§ Task objective
Your task is to give the listing below back word for word, pictures excluded.

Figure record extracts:
☆ ☆ ☆ ☆ ☆
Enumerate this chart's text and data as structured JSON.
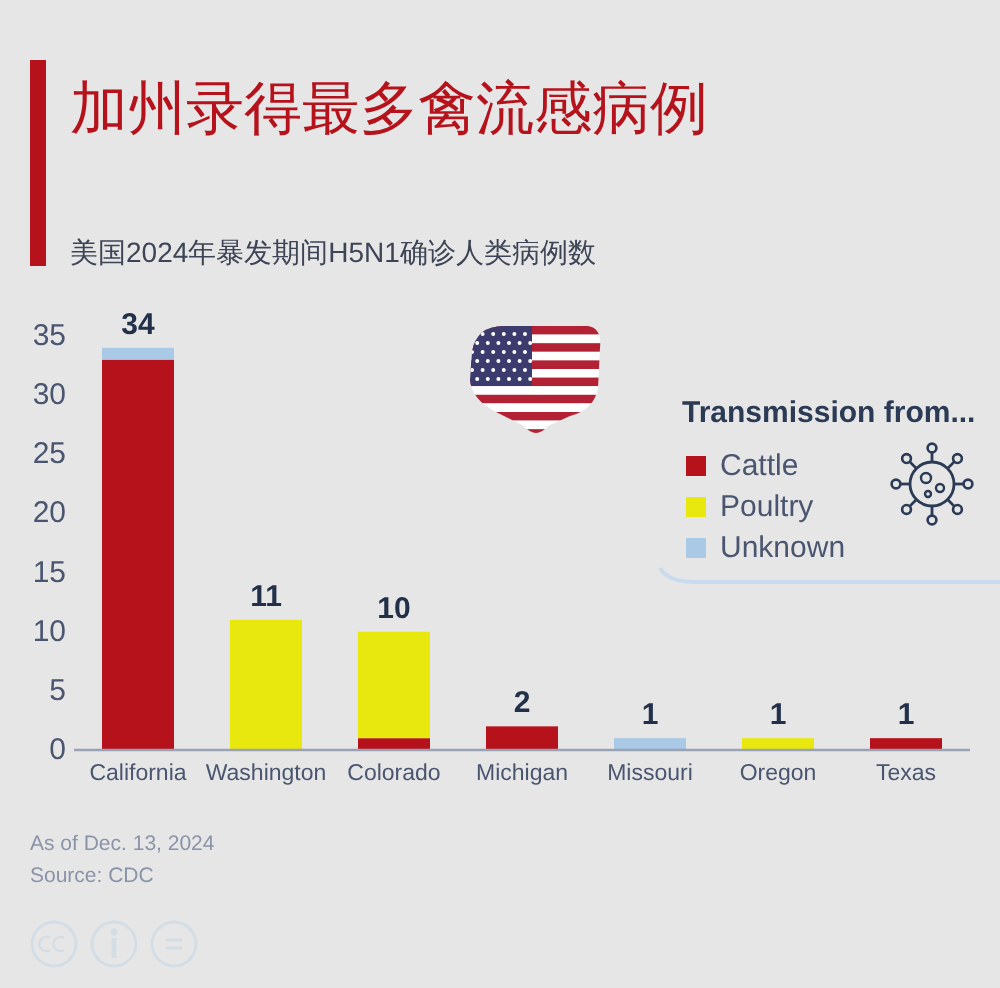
{
  "chart_data": {
    "type": "bar",
    "title": "加州录得最多禽流感病例",
    "subtitle": "美国2024年暴发期间H5N1确诊人类病例数",
    "categories": [
      "California",
      "Washington",
      "Colorado",
      "Michigan",
      "Missouri",
      "Oregon",
      "Texas"
    ],
    "series": [
      {
        "name": "Cattle",
        "color": "#b5121b",
        "values": [
          33,
          null,
          1,
          2,
          null,
          null,
          1
        ]
      },
      {
        "name": "Poultry",
        "color": "#e8e80f",
        "values": [
          null,
          11,
          9,
          null,
          null,
          1,
          null
        ]
      },
      {
        "name": "Unknown",
        "color": "#a9c9e6",
        "values": [
          1,
          null,
          null,
          null,
          1,
          null,
          null
        ]
      }
    ],
    "stacked": true,
    "ylim": [
      0,
      35
    ],
    "yticks": [
      0,
      5,
      10,
      15,
      20,
      25,
      30,
      35
    ],
    "grid": false,
    "legend": "top right",
    "legend_title": "Transmission from...",
    "totals": [
      "34",
      "11",
      "10",
      "2",
      "1",
      "1",
      "1"
    ],
    "annotations": [
      "As of Dec. 13, 2024",
      "Source: CDC"
    ]
  }
}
☆ ☆ ☆ ☆ ☆
§ Answer to this problem
Enumerate this chart's text and data as structured JSON.
{
  "chart_data": {
    "type": "bar",
    "title": "加州录得最多禽流感病例",
    "subtitle": "美国2024年暴发期间H5N1确诊人类病例数",
    "categories": [
      "California",
      "Washington",
      "Colorado",
      "Michigan",
      "Missouri",
      "Oregon",
      "Texas"
    ],
    "series": [
      {
        "name": "Cattle",
        "color": "#b5121b",
        "values": [
          33,
          null,
          1,
          2,
          null,
          null,
          1
        ]
      },
      {
        "name": "Poultry",
        "color": "#e8e80f",
        "values": [
          null,
          11,
          9,
          null,
          null,
          1,
          null
        ]
      },
      {
        "name": "Unknown",
        "color": "#a9c9e6",
        "values": [
          1,
          null,
          null,
          null,
          1,
          null,
          null
        ]
      }
    ],
    "stacked": true,
    "ylim": [
      0,
      35
    ],
    "yticks": [
      0,
      5,
      10,
      15,
      20,
      25,
      30,
      35
    ],
    "grid": false,
    "legend": "top right",
    "legend_title": "Transmission from...",
    "totals": [
      "34",
      "11",
      "10",
      "2",
      "1",
      "1",
      "1"
    ],
    "annotations": [
      "As of Dec. 13, 2024",
      "Source: CDC"
    ]
  }
}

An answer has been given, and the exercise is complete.